(Dataset listings of figures)
● ● ● ●
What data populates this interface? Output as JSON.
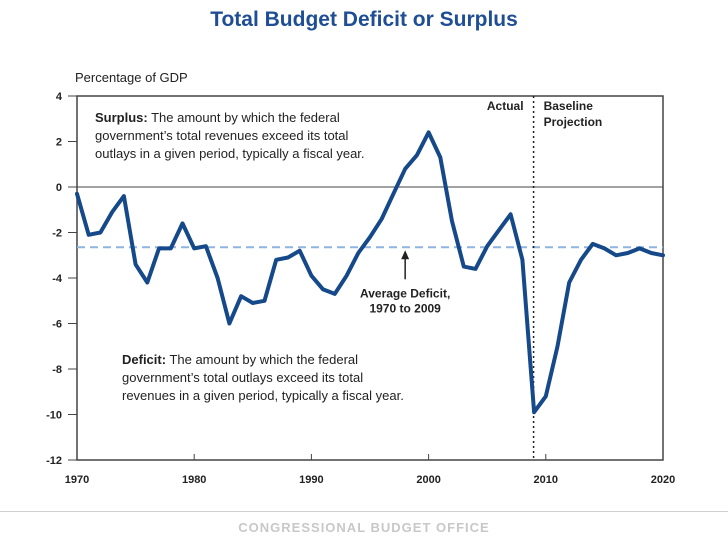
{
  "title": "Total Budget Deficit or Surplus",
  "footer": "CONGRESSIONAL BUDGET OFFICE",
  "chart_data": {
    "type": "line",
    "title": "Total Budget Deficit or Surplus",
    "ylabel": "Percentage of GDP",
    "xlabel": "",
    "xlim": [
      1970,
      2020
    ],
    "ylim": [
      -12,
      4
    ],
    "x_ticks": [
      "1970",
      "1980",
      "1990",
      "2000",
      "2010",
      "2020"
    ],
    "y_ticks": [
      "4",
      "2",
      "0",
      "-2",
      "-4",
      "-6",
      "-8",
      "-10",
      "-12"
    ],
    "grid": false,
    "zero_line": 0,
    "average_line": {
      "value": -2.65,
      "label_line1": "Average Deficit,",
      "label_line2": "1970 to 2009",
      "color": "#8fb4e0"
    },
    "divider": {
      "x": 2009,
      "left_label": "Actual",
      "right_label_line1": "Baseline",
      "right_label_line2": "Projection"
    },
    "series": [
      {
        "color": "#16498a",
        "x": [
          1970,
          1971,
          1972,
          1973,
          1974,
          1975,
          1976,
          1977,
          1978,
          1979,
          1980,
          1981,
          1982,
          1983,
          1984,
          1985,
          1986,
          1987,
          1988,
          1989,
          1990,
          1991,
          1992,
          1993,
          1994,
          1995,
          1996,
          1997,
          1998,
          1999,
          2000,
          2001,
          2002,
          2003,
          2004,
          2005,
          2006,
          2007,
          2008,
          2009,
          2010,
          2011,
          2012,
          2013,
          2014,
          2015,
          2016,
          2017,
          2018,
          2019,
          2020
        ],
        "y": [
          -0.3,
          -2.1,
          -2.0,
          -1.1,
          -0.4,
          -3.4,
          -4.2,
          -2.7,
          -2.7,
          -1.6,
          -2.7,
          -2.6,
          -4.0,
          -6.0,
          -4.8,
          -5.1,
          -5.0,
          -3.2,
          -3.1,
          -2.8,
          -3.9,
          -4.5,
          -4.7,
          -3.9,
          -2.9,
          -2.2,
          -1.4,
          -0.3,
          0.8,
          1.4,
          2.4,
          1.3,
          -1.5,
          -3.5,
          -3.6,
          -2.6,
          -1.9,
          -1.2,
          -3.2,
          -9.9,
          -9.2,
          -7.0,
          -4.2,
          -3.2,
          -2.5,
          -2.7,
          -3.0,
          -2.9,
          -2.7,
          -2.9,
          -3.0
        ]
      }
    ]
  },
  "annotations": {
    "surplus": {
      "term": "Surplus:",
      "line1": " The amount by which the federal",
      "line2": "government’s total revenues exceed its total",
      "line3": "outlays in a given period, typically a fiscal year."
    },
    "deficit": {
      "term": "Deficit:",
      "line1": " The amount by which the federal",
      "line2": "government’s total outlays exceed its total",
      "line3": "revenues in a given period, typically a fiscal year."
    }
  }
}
● ● ● ●
▶ **WHAT YOU NEED TO DO**:
Print the listing above in full, exactly as written. Omit any pictures.

▶ **EXERCISE OUTPUT**:
What data populates this interface? Output as JSON.
{
  "title": "Total Budget Deficit or Surplus",
  "footer": "CONGRESSIONAL BUDGET OFFICE",
  "chart_data": {
    "type": "line",
    "title": "Total Budget Deficit or Surplus",
    "ylabel": "Percentage of GDP",
    "xlabel": "",
    "xlim": [
      1970,
      2020
    ],
    "ylim": [
      -12,
      4
    ],
    "x_ticks": [
      "1970",
      "1980",
      "1990",
      "2000",
      "2010",
      "2020"
    ],
    "y_ticks": [
      "4",
      "2",
      "0",
      "-2",
      "-4",
      "-6",
      "-8",
      "-10",
      "-12"
    ],
    "grid": false,
    "zero_line": 0,
    "average_line": {
      "value": -2.65,
      "label_line1": "Average Deficit,",
      "label_line2": "1970 to 2009",
      "color": "#8fb4e0"
    },
    "divider": {
      "x": 2009,
      "left_label": "Actual",
      "right_label_line1": "Baseline",
      "right_label_line2": "Projection"
    },
    "series": [
      {
        "color": "#16498a",
        "x": [
          1970,
          1971,
          1972,
          1973,
          1974,
          1975,
          1976,
          1977,
          1978,
          1979,
          1980,
          1981,
          1982,
          1983,
          1984,
          1985,
          1986,
          1987,
          1988,
          1989,
          1990,
          1991,
          1992,
          1993,
          1994,
          1995,
          1996,
          1997,
          1998,
          1999,
          2000,
          2001,
          2002,
          2003,
          2004,
          2005,
          2006,
          2007,
          2008,
          2009,
          2010,
          2011,
          2012,
          2013,
          2014,
          2015,
          2016,
          2017,
          2018,
          2019,
          2020
        ],
        "y": [
          -0.3,
          -2.1,
          -2.0,
          -1.1,
          -0.4,
          -3.4,
          -4.2,
          -2.7,
          -2.7,
          -1.6,
          -2.7,
          -2.6,
          -4.0,
          -6.0,
          -4.8,
          -5.1,
          -5.0,
          -3.2,
          -3.1,
          -2.8,
          -3.9,
          -4.5,
          -4.7,
          -3.9,
          -2.9,
          -2.2,
          -1.4,
          -0.3,
          0.8,
          1.4,
          2.4,
          1.3,
          -1.5,
          -3.5,
          -3.6,
          -2.6,
          -1.9,
          -1.2,
          -3.2,
          -9.9,
          -9.2,
          -7.0,
          -4.2,
          -3.2,
          -2.5,
          -2.7,
          -3.0,
          -2.9,
          -2.7,
          -2.9,
          -3.0
        ]
      }
    ]
  },
  "annotations": {
    "surplus": {
      "term": "Surplus:",
      "line1": " The amount by which the federal",
      "line2": "government’s total revenues exceed its total",
      "line3": "outlays in a given period, typically a fiscal year."
    },
    "deficit": {
      "term": "Deficit:",
      "line1": " The amount by which the federal",
      "line2": "government’s total outlays exceed its total",
      "line3": "revenues in a given period, typically a fiscal year."
    }
  }
}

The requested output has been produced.